Description of the task. Among the records, how many lines carry the string "deceased"? Give that number with nothing added.

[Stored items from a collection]

#####

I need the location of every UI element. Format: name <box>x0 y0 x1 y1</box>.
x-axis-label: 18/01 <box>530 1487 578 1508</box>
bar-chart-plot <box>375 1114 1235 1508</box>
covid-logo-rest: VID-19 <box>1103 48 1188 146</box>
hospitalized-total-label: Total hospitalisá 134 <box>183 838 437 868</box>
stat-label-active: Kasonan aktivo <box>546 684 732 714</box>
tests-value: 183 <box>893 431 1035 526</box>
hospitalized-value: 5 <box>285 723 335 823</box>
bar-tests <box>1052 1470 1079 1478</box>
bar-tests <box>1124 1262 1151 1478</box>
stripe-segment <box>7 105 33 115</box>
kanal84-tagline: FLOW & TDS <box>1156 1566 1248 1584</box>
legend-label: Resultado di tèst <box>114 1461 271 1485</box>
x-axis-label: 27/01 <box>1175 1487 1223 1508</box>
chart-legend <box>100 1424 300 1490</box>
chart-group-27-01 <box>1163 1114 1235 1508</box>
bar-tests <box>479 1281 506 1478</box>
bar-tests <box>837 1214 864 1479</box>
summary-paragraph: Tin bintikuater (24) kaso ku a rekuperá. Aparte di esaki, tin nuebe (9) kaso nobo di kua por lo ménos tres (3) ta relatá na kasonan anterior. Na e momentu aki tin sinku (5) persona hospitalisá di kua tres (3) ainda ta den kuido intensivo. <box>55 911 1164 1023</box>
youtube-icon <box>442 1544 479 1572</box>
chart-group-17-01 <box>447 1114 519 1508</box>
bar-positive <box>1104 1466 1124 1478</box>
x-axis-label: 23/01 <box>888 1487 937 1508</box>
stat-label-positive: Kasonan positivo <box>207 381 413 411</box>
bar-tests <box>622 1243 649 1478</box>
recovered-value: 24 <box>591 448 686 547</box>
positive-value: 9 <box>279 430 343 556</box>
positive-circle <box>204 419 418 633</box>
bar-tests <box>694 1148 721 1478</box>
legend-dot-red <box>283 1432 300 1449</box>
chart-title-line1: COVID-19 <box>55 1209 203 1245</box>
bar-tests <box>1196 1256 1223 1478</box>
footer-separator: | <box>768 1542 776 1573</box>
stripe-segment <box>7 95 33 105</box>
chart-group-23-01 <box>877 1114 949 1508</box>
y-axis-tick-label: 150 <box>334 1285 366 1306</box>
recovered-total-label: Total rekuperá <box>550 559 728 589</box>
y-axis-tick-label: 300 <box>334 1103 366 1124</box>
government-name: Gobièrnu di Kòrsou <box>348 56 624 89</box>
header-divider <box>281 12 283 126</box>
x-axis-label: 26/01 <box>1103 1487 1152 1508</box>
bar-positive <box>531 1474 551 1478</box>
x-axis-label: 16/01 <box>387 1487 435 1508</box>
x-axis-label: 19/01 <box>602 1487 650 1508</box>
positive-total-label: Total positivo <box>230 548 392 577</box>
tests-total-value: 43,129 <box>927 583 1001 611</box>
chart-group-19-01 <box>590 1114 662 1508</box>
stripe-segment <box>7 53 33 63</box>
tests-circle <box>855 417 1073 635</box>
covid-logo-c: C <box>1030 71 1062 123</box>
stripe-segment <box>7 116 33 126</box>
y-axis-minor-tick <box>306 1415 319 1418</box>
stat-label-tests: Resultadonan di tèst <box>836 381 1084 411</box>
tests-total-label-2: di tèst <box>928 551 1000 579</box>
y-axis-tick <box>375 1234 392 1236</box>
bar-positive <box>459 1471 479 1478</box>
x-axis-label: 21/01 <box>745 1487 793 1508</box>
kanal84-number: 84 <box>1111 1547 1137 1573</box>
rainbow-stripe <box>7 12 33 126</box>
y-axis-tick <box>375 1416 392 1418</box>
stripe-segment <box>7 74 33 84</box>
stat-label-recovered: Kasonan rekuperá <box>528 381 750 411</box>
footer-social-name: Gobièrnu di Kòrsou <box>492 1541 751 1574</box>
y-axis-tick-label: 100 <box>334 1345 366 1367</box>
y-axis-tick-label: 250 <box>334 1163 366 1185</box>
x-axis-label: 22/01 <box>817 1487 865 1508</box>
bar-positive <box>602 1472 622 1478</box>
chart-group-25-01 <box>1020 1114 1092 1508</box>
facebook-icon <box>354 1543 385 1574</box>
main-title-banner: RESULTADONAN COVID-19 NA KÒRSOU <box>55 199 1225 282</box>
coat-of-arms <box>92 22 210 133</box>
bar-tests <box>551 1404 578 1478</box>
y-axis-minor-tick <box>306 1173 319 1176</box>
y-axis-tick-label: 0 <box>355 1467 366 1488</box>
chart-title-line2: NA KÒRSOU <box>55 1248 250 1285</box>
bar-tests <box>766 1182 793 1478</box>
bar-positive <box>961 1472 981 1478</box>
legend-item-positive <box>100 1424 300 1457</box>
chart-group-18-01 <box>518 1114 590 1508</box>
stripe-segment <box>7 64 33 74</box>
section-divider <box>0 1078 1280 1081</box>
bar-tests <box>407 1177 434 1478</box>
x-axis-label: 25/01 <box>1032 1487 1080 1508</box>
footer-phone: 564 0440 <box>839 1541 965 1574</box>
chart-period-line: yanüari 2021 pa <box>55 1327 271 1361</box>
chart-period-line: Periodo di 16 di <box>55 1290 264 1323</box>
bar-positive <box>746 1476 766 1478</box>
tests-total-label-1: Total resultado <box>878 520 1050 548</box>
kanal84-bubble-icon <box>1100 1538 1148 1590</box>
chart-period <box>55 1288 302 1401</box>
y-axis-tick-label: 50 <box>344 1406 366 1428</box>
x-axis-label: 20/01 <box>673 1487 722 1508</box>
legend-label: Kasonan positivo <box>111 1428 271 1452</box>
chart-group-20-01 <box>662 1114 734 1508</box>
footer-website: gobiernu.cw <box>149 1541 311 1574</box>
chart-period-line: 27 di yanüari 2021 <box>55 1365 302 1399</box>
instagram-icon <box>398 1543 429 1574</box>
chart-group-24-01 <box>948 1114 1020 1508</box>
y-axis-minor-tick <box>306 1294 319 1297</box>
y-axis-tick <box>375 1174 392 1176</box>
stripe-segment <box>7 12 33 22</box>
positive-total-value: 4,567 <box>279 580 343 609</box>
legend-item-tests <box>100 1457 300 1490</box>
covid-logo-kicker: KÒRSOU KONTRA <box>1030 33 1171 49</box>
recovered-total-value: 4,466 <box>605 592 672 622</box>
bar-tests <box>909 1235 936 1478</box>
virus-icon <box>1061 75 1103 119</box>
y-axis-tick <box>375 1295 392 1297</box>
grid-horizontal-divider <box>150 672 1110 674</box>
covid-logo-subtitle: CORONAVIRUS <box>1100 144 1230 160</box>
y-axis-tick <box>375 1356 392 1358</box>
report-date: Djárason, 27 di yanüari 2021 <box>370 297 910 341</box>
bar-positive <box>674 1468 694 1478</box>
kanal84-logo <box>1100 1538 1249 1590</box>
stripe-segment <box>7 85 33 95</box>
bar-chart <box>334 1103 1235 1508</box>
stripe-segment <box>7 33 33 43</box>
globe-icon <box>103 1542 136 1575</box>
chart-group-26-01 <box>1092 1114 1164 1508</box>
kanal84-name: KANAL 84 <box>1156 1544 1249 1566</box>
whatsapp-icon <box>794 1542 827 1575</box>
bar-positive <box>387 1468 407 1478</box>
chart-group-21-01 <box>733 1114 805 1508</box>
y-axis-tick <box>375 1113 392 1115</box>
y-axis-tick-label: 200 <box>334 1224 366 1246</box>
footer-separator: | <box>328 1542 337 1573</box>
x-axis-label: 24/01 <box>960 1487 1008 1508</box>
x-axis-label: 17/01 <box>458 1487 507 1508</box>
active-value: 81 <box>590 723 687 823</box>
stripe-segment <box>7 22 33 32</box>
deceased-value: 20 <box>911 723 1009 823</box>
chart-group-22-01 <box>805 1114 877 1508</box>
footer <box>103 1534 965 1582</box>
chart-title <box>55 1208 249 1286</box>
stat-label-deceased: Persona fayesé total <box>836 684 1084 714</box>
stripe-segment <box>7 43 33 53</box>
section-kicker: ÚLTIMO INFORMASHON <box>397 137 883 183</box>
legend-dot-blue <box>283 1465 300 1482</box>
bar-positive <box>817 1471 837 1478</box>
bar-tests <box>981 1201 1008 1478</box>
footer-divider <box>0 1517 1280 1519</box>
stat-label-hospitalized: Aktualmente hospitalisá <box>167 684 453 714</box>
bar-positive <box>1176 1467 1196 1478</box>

#####

The answer. 2